Given task:
In how many lines does the string "name" appear? Answer with the number only.

Data:
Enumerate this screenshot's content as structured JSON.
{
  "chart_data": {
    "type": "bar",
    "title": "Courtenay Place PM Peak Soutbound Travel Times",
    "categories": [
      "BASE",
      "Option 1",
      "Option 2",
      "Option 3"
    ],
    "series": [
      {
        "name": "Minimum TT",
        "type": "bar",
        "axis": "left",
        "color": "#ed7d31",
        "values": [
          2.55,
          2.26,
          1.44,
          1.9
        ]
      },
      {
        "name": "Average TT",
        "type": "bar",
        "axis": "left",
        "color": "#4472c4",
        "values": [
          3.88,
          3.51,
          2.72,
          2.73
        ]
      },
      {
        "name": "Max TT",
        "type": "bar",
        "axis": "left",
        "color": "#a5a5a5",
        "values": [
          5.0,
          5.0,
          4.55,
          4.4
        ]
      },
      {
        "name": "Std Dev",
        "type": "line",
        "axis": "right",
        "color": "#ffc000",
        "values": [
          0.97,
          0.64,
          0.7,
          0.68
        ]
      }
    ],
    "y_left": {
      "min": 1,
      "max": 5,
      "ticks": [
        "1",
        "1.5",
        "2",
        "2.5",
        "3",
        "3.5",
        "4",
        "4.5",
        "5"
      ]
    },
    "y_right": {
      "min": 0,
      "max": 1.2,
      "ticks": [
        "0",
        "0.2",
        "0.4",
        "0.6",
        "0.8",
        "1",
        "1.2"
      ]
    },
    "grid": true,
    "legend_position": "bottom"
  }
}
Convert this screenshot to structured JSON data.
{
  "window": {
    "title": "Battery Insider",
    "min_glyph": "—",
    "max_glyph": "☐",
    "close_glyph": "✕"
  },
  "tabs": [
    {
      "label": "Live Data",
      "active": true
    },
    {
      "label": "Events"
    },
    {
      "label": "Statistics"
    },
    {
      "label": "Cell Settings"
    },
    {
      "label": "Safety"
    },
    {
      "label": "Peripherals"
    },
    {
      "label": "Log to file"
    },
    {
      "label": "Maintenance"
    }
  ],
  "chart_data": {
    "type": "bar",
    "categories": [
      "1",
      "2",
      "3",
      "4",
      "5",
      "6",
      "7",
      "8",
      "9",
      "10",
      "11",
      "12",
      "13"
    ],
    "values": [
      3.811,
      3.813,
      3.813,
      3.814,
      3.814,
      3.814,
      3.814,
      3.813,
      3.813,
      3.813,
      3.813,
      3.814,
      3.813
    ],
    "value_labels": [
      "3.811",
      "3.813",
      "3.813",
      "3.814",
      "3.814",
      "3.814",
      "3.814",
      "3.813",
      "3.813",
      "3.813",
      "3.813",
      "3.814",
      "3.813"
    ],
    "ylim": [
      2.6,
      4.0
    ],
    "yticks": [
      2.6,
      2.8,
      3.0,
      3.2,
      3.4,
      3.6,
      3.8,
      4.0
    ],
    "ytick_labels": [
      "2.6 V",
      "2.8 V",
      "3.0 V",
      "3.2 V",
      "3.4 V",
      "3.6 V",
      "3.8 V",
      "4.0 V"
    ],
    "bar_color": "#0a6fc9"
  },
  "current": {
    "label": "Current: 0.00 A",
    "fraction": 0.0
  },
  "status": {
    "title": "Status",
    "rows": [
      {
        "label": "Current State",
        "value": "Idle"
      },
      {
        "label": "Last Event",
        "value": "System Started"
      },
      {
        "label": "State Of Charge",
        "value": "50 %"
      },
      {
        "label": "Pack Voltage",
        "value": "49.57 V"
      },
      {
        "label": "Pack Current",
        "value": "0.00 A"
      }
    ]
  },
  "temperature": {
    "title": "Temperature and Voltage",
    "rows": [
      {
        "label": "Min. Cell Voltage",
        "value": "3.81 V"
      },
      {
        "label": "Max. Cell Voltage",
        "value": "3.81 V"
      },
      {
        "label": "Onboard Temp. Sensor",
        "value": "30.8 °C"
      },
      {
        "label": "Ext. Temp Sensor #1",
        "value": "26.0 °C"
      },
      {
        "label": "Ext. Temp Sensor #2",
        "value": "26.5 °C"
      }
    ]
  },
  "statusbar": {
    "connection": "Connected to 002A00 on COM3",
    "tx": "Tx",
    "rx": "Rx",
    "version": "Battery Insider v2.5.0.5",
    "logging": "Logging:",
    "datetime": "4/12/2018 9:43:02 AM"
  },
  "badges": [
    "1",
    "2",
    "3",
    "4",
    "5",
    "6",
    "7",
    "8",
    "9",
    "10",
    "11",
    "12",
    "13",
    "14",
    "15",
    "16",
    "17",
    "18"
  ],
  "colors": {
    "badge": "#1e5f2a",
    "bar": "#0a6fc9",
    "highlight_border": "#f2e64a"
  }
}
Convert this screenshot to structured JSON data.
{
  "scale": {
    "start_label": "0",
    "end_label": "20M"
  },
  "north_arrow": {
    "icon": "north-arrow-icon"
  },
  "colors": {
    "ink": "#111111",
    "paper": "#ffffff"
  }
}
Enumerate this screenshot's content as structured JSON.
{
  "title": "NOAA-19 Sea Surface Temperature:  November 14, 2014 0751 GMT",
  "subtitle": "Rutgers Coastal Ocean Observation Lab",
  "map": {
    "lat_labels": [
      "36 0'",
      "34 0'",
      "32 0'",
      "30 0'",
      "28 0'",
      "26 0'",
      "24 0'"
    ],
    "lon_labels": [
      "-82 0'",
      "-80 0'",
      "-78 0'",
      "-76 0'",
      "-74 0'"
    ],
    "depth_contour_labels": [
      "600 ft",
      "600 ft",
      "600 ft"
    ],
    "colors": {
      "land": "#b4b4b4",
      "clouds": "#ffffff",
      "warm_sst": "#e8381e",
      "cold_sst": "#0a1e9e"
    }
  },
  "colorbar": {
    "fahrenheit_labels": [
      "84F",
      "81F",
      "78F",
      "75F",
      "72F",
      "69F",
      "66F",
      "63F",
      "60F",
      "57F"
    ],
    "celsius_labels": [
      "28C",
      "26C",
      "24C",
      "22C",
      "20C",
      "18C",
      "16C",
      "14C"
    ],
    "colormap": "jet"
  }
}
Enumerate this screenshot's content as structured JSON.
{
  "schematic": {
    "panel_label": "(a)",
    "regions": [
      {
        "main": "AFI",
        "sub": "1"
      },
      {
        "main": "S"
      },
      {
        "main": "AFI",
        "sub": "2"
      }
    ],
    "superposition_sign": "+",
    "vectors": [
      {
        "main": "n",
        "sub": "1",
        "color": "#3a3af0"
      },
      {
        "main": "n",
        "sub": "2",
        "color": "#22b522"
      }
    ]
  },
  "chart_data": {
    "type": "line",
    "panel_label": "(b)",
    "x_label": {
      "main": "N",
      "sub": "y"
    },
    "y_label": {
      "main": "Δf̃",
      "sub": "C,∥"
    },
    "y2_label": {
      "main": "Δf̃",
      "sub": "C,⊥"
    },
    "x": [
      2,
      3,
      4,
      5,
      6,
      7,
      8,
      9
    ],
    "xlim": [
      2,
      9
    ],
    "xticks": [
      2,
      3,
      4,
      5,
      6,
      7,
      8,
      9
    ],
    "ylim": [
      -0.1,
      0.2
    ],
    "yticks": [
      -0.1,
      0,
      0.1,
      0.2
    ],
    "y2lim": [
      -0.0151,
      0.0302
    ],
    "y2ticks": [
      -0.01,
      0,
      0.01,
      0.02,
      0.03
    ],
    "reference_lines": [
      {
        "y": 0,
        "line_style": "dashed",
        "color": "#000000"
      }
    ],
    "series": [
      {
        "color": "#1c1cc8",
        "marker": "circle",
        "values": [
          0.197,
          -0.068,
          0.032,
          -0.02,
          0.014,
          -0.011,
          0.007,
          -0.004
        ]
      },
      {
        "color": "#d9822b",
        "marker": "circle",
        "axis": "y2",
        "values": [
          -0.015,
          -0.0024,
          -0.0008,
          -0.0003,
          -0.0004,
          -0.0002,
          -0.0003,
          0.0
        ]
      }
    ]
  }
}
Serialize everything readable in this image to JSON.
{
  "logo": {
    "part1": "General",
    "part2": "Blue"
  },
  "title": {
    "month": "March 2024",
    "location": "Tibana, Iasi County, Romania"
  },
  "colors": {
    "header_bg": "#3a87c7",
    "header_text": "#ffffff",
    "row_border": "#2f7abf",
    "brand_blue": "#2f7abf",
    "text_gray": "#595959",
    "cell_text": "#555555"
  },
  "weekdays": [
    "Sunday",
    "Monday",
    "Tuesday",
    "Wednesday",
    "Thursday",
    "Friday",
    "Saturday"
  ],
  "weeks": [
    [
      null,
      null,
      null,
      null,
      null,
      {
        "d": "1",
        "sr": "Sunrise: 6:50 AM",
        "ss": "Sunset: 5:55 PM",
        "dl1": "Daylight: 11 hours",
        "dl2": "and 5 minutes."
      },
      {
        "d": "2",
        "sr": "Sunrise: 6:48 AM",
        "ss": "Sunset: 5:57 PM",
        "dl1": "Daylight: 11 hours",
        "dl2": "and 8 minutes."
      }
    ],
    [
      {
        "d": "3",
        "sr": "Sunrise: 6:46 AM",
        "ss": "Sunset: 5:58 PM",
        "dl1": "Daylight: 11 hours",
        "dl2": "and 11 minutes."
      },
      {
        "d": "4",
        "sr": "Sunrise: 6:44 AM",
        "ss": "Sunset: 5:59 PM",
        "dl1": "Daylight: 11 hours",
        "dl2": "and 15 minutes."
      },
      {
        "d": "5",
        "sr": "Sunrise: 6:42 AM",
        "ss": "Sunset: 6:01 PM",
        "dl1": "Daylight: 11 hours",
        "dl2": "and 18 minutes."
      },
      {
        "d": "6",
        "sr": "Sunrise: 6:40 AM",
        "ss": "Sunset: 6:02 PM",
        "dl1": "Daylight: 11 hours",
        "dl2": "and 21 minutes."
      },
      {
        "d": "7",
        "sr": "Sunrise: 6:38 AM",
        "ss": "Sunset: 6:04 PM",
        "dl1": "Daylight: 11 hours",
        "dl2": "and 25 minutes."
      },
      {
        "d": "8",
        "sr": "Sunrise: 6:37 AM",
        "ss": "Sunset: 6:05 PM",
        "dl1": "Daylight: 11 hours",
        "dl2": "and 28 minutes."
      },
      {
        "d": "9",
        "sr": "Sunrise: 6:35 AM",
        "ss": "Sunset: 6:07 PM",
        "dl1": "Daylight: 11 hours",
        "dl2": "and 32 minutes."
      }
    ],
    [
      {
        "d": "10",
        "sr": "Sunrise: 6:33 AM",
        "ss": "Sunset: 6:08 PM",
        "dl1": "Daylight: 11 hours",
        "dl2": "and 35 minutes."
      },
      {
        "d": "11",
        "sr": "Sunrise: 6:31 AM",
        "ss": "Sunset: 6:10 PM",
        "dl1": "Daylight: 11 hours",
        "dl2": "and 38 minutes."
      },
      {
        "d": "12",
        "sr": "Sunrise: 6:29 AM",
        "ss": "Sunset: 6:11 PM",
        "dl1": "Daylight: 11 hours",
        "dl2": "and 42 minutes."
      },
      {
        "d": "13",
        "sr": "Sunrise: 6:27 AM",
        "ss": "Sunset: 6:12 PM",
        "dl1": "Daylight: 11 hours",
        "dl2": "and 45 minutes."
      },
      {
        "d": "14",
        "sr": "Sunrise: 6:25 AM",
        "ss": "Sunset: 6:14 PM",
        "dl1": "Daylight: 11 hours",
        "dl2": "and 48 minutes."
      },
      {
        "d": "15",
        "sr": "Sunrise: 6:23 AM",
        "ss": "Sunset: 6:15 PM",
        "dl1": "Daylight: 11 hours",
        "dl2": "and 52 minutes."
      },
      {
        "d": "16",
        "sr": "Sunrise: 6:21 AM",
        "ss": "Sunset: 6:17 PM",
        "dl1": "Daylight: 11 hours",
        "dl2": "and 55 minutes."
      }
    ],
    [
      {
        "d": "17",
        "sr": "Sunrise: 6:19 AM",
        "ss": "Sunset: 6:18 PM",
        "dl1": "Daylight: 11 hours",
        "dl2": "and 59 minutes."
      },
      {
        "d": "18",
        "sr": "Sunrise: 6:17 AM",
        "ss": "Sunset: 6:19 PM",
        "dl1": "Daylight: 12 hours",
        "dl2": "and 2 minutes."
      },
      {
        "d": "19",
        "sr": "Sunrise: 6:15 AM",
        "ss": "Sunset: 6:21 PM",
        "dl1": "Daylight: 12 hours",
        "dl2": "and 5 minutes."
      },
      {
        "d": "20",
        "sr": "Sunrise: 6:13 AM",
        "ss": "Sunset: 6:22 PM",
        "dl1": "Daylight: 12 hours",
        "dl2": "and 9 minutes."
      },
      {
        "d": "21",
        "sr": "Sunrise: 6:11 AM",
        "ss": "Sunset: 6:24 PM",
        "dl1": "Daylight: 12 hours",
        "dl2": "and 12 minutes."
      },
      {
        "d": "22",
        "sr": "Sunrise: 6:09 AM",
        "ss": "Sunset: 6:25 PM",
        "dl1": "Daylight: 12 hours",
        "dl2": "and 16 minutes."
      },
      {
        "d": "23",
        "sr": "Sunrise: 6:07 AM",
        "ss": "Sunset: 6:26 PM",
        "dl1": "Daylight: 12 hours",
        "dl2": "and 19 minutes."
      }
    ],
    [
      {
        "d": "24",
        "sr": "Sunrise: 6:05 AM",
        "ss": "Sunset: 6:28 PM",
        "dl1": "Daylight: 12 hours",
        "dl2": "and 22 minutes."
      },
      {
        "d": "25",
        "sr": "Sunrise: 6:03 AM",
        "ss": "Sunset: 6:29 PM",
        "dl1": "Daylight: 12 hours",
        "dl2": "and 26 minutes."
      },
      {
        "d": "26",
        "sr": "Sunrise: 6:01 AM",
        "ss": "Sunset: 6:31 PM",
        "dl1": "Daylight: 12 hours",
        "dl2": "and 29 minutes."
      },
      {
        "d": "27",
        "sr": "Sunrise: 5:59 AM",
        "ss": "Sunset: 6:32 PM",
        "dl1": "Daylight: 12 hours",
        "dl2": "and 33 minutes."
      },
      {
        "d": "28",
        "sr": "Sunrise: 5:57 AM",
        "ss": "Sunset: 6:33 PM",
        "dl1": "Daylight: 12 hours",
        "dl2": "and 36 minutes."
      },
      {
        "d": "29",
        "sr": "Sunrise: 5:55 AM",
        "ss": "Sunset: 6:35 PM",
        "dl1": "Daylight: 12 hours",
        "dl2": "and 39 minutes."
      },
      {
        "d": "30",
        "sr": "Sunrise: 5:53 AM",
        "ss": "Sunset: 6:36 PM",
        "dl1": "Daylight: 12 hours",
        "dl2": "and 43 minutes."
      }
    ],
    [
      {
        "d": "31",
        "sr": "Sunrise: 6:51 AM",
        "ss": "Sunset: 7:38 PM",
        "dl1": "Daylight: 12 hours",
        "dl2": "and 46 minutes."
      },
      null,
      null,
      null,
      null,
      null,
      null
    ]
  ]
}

Right answer:
4